> _Exercise instructions_
Your task is to transcribe all of the data below exactly, omitting the images.
## Begin Exercise data
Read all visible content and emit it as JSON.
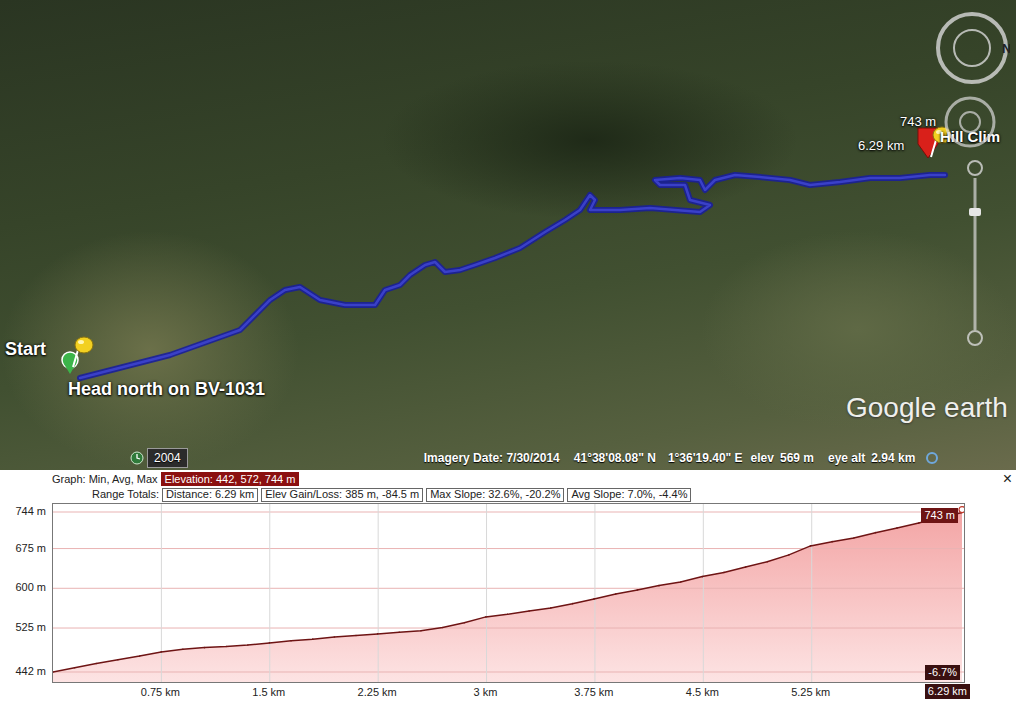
{
  "map": {
    "pins": [
      {
        "kind": "start",
        "label": "Start",
        "note": "Head north on BV-1031",
        "color": "#3cb44a"
      },
      {
        "kind": "end",
        "label": "Hill Clim",
        "elevation": "743 m",
        "distance": "6.29 km",
        "color": "#d9201a"
      }
    ],
    "compass": "N",
    "logo": "Google earth",
    "status": {
      "year": "2004",
      "imagery_date": "Imagery Date: 7/30/2014",
      "latitude": "41°38'08.08\" N",
      "longitude": "1°36'19.40\" E",
      "elevation_label": "elev",
      "elevation": "569 m",
      "eye_alt_label": "eye alt",
      "eye_alt": "2.94 km"
    }
  },
  "graph": {
    "label": "Graph: Min, Avg, Max",
    "elevation": "Elevation: 442, 572, 744 m",
    "totals_label": "Range Totals:",
    "totals": [
      "Distance: 6.29 km",
      "Elev Gain/Loss: 385 m, -84.5 m",
      "Max Slope: 32.6%, -20.2%",
      "Avg Slope: 7.0%, -4.4%"
    ],
    "close": "×"
  },
  "chart": {
    "y_ticks": [
      {
        "label": "744 m",
        "value": 744
      },
      {
        "label": "675 m",
        "value": 675
      },
      {
        "label": "600 m",
        "value": 600
      },
      {
        "label": "525 m",
        "value": 525
      },
      {
        "label": "442 m",
        "value": 442
      }
    ],
    "x_ticks": [
      {
        "label": "0.75 km",
        "value": 0.75
      },
      {
        "label": "1.5 km",
        "value": 1.5
      },
      {
        "label": "2.25 km",
        "value": 2.25
      },
      {
        "label": "3 km",
        "value": 3
      },
      {
        "label": "3.75 km",
        "value": 3.75
      },
      {
        "label": "4.5 km",
        "value": 4.5
      },
      {
        "label": "5.25 km",
        "value": 5.25
      }
    ],
    "end_label": "6.29 km",
    "distance_max": 6.29,
    "cursor_reading": "743 m",
    "cursor_slope": "-6.7%",
    "series": [
      {
        "name": "elevation",
        "values": [
          442,
          450,
          458,
          465,
          472,
          480,
          485,
          488,
          490,
          493,
          497,
          501,
          504,
          508,
          511,
          514,
          517,
          520,
          526,
          535,
          546,
          551,
          557,
          563,
          571,
          580,
          589,
          597,
          605,
          612,
          622,
          630,
          640,
          650,
          663,
          680,
          688,
          695,
          705,
          714,
          723,
          733,
          743
        ]
      }
    ]
  }
}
## End Exercise data
> _Written solution_
Read all visible content and emit it as JSON.
{
  "map": {
    "pins": [
      {
        "kind": "start",
        "label": "Start",
        "note": "Head north on BV-1031",
        "color": "#3cb44a"
      },
      {
        "kind": "end",
        "label": "Hill Clim",
        "elevation": "743 m",
        "distance": "6.29 km",
        "color": "#d9201a"
      }
    ],
    "compass": "N",
    "logo": "Google earth",
    "status": {
      "year": "2004",
      "imagery_date": "Imagery Date: 7/30/2014",
      "latitude": "41°38'08.08\" N",
      "longitude": "1°36'19.40\" E",
      "elevation_label": "elev",
      "elevation": "569 m",
      "eye_alt_label": "eye alt",
      "eye_alt": "2.94 km"
    }
  },
  "graph": {
    "label": "Graph: Min, Avg, Max",
    "elevation": "Elevation: 442, 572, 744 m",
    "totals_label": "Range Totals:",
    "totals": [
      "Distance: 6.29 km",
      "Elev Gain/Loss: 385 m, -84.5 m",
      "Max Slope: 32.6%, -20.2%",
      "Avg Slope: 7.0%, -4.4%"
    ],
    "close": "×"
  },
  "chart": {
    "y_ticks": [
      {
        "label": "744 m",
        "value": 744
      },
      {
        "label": "675 m",
        "value": 675
      },
      {
        "label": "600 m",
        "value": 600
      },
      {
        "label": "525 m",
        "value": 525
      },
      {
        "label": "442 m",
        "value": 442
      }
    ],
    "x_ticks": [
      {
        "label": "0.75 km",
        "value": 0.75
      },
      {
        "label": "1.5 km",
        "value": 1.5
      },
      {
        "label": "2.25 km",
        "value": 2.25
      },
      {
        "label": "3 km",
        "value": 3
      },
      {
        "label": "3.75 km",
        "value": 3.75
      },
      {
        "label": "4.5 km",
        "value": 4.5
      },
      {
        "label": "5.25 km",
        "value": 5.25
      }
    ],
    "end_label": "6.29 km",
    "distance_max": 6.29,
    "cursor_reading": "743 m",
    "cursor_slope": "-6.7%",
    "series": [
      {
        "name": "elevation",
        "values": [
          442,
          450,
          458,
          465,
          472,
          480,
          485,
          488,
          490,
          493,
          497,
          501,
          504,
          508,
          511,
          514,
          517,
          520,
          526,
          535,
          546,
          551,
          557,
          563,
          571,
          580,
          589,
          597,
          605,
          612,
          622,
          630,
          640,
          650,
          663,
          680,
          688,
          695,
          705,
          714,
          723,
          733,
          743
        ]
      }
    ]
  }
}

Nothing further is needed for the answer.